Data excerpts:
>>

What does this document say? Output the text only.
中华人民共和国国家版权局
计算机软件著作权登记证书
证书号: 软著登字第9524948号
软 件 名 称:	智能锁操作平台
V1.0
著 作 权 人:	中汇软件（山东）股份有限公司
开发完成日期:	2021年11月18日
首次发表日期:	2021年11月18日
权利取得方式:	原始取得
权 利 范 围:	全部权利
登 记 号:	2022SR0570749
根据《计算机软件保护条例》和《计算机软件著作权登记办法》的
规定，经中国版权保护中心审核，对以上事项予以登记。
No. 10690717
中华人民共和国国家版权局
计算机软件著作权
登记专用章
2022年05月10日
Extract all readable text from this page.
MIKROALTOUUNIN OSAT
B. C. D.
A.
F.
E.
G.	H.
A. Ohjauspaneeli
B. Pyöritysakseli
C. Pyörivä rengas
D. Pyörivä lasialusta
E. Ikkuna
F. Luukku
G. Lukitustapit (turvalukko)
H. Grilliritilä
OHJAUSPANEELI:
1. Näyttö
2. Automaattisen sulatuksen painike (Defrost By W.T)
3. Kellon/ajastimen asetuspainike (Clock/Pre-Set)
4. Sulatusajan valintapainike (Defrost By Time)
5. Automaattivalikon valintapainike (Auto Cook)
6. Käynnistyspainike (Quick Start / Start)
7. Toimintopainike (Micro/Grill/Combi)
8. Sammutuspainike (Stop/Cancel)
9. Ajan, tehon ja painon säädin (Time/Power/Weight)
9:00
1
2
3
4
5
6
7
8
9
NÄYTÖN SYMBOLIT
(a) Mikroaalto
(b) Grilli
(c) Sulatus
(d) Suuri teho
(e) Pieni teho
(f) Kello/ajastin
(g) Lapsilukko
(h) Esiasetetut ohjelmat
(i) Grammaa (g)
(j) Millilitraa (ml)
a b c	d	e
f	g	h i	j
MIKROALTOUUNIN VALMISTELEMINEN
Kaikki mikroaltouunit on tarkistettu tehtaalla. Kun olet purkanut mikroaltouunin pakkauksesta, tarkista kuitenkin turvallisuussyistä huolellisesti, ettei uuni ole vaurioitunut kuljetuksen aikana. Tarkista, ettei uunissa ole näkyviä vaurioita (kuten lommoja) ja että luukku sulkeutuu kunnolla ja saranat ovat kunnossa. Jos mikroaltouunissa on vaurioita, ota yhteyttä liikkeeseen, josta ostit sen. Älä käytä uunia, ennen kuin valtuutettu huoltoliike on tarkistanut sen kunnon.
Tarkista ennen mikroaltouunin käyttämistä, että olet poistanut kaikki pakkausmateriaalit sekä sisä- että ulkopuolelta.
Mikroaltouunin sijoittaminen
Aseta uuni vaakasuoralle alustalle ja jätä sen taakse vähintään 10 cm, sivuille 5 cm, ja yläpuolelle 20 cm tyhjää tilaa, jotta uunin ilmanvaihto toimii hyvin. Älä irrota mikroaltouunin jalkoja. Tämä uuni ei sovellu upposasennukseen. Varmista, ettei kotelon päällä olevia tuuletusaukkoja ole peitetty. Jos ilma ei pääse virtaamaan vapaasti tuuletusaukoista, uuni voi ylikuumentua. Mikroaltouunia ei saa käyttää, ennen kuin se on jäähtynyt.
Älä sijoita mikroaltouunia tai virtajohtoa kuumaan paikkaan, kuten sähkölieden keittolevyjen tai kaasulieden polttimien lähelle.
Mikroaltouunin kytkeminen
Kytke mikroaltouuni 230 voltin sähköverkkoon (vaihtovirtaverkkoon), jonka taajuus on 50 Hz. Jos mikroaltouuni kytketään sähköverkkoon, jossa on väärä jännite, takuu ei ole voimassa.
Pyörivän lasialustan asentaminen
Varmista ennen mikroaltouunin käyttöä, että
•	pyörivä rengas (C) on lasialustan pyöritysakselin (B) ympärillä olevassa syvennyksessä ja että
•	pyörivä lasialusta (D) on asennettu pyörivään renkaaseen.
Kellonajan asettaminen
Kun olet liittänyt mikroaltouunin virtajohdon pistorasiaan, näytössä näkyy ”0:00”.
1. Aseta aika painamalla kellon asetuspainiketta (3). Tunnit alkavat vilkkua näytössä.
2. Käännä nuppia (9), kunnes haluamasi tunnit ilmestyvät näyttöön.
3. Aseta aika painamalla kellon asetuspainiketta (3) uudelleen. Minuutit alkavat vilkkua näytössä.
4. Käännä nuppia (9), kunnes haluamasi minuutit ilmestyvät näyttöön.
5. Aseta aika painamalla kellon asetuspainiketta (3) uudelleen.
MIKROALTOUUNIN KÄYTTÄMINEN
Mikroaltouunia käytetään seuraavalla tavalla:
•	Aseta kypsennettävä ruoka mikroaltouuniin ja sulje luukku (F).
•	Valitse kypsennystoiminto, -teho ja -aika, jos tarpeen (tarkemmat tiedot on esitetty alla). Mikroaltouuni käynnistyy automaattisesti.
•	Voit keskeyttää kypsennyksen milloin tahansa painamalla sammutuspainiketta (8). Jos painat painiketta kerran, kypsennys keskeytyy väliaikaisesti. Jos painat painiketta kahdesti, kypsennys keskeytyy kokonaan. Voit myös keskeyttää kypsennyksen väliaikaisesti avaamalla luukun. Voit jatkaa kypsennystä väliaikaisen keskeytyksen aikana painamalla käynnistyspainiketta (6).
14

<<

Written request:
Go through the listing above and locate each line that holds the word "valintapainike". Copy those lines.

Exercise response:
4. Sulatusajan valintapainike (Defrost By Time)
5. Automaattivalikon valintapainike (Auto Cook)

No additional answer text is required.